### DIRECTION
Give the number of lines holding the string "Power" and nothing more.

### DATA SECTION
-- BEGIN --
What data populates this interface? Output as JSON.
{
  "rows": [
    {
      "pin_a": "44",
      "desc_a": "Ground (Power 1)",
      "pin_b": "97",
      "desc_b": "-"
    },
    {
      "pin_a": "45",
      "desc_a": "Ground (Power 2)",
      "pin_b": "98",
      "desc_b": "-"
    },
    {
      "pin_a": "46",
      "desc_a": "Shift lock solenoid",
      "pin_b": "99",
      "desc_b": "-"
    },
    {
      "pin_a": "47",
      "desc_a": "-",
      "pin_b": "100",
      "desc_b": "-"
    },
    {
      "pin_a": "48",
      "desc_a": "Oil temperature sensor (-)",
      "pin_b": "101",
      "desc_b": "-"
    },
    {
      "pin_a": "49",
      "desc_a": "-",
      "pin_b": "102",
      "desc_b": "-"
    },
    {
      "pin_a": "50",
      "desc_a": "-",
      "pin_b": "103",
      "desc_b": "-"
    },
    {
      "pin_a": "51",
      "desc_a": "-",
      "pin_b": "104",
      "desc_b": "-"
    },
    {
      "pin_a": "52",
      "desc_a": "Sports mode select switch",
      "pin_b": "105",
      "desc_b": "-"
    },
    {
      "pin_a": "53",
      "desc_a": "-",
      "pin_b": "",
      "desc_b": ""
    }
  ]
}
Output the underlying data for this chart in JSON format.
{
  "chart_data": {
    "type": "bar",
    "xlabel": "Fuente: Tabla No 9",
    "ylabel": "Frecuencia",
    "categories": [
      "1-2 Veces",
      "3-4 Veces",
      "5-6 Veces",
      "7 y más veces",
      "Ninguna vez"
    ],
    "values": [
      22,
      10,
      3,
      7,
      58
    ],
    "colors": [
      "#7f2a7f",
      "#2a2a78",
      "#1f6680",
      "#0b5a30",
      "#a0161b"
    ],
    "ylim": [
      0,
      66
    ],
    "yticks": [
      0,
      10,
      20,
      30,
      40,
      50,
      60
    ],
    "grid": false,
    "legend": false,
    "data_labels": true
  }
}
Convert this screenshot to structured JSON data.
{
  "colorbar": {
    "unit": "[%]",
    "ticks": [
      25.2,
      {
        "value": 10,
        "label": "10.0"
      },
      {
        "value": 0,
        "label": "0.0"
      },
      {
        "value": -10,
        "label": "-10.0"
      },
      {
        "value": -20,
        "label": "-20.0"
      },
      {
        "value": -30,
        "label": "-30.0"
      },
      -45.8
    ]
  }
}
-- END --
### THE OUTPUT
2